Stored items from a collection
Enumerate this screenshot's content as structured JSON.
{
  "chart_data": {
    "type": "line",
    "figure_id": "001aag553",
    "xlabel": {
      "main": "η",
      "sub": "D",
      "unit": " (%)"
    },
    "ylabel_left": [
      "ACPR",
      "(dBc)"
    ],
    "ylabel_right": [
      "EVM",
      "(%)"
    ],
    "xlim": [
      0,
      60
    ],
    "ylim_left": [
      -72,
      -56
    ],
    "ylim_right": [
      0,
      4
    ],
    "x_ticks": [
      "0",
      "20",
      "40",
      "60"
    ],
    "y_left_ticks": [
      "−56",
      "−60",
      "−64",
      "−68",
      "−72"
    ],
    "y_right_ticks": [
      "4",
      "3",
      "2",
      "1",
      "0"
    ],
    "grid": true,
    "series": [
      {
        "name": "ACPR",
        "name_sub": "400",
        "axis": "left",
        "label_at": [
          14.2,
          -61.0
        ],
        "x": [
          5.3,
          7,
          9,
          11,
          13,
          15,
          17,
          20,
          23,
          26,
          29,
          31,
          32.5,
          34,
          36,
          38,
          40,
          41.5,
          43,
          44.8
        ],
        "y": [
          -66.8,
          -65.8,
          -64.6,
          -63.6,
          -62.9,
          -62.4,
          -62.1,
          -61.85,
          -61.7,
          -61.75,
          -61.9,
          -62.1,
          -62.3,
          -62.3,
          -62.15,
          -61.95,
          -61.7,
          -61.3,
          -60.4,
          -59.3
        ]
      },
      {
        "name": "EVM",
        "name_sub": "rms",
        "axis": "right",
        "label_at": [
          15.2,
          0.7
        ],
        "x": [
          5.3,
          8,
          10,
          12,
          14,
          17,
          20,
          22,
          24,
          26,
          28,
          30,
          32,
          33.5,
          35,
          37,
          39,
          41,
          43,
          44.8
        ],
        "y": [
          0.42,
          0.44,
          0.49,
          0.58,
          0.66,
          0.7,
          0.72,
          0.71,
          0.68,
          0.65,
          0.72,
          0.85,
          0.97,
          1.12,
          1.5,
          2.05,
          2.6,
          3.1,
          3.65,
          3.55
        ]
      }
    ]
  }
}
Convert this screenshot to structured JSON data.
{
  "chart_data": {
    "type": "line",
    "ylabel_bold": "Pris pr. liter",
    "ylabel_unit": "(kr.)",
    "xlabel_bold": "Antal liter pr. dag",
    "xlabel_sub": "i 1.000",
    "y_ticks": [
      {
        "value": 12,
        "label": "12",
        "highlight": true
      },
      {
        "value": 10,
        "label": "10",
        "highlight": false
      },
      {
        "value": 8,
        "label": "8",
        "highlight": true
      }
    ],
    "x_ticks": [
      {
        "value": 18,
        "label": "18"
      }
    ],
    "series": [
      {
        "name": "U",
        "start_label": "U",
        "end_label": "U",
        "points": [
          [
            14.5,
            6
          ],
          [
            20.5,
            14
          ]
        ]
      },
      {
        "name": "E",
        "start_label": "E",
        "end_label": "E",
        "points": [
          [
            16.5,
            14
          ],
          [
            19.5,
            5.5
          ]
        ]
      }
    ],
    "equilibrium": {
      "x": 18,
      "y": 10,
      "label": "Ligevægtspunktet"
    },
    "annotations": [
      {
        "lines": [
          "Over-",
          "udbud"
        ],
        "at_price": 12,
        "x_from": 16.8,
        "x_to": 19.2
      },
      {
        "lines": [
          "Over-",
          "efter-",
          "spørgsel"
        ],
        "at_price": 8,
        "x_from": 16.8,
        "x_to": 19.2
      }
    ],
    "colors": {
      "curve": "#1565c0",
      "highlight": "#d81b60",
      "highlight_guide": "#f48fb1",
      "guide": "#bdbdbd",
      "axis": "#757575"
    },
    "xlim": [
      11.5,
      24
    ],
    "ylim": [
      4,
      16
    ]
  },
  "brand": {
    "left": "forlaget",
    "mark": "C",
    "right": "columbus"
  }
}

## [BRIEF]
Your task is to transcribe the material exactly.

## [EXERCISE ANSWER]
Enumerate this screenshot's content as structured JSON.
{
  "chart_data": {
    "type": "line",
    "figure_id": "001aag553",
    "xlabel": {
      "main": "η",
      "sub": "D",
      "unit": " (%)"
    },
    "ylabel_left": [
      "ACPR",
      "(dBc)"
    ],
    "ylabel_right": [
      "EVM",
      "(%)"
    ],
    "xlim": [
      0,
      60
    ],
    "ylim_left": [
      -72,
      -56
    ],
    "ylim_right": [
      0,
      4
    ],
    "x_ticks": [
      "0",
      "20",
      "40",
      "60"
    ],
    "y_left_ticks": [
      "−56",
      "−60",
      "−64",
      "−68",
      "−72"
    ],
    "y_right_ticks": [
      "4",
      "3",
      "2",
      "1",
      "0"
    ],
    "grid": true,
    "series": [
      {
        "name": "ACPR",
        "name_sub": "400",
        "axis": "left",
        "label_at": [
          14.2,
          -61.0
        ],
        "x": [
          5.3,
          7,
          9,
          11,
          13,
          15,
          17,
          20,
          23,
          26,
          29,
          31,
          32.5,
          34,
          36,
          38,
          40,
          41.5,
          43,
          44.8
        ],
        "y": [
          -66.8,
          -65.8,
          -64.6,
          -63.6,
          -62.9,
          -62.4,
          -62.1,
          -61.85,
          -61.7,
          -61.75,
          -61.9,
          -62.1,
          -62.3,
          -62.3,
          -62.15,
          -61.95,
          -61.7,
          -61.3,
          -60.4,
          -59.3
        ]
      },
      {
        "name": "EVM",
        "name_sub": "rms",
        "axis": "right",
        "label_at": [
          15.2,
          0.7
        ],
        "x": [
          5.3,
          8,
          10,
          12,
          14,
          17,
          20,
          22,
          24,
          26,
          28,
          30,
          32,
          33.5,
          35,
          37,
          39,
          41,
          43,
          44.8
        ],
        "y": [
          0.42,
          0.44,
          0.49,
          0.58,
          0.66,
          0.7,
          0.72,
          0.71,
          0.68,
          0.65,
          0.72,
          0.85,
          0.97,
          1.12,
          1.5,
          2.05,
          2.6,
          3.1,
          3.65,
          3.55
        ]
      }
    ]
  }
}
Convert this screenshot to structured JSON data.
{
  "chart_data": {
    "type": "line",
    "ylabel_bold": "Pris pr. liter",
    "ylabel_unit": "(kr.)",
    "xlabel_bold": "Antal liter pr. dag",
    "xlabel_sub": "i 1.000",
    "y_ticks": [
      {
        "value": 12,
        "label": "12",
        "highlight": true
      },
      {
        "value": 10,
        "label": "10",
        "highlight": false
      },
      {
        "value": 8,
        "label": "8",
        "highlight": true
      }
    ],
    "x_ticks": [
      {
        "value": 18,
        "label": "18"
      }
    ],
    "series": [
      {
        "name": "U",
        "start_label": "U",
        "end_label": "U",
        "points": [
          [
            14.5,
            6
          ],
          [
            20.5,
            14
          ]
        ]
      },
      {
        "name": "E",
        "start_label": "E",
        "end_label": "E",
        "points": [
          [
            16.5,
            14
          ],
          [
            19.5,
            5.5
          ]
        ]
      }
    ],
    "equilibrium": {
      "x": 18,
      "y": 10,
      "label": "Ligevægtspunktet"
    },
    "annotations": [
      {
        "lines": [
          "Over-",
          "udbud"
        ],
        "at_price": 12,
        "x_from": 16.8,
        "x_to": 19.2
      },
      {
        "lines": [
          "Over-",
          "efter-",
          "spørgsel"
        ],
        "at_price": 8,
        "x_from": 16.8,
        "x_to": 19.2
      }
    ],
    "colors": {
      "curve": "#1565c0",
      "highlight": "#d81b60",
      "highlight_guide": "#f48fb1",
      "guide": "#bdbdbd",
      "axis": "#757575"
    },
    "xlim": [
      11.5,
      24
    ],
    "ylim": [
      4,
      16
    ]
  },
  "brand": {
    "left": "forlaget",
    "mark": "C",
    "right": "columbus"
  }
}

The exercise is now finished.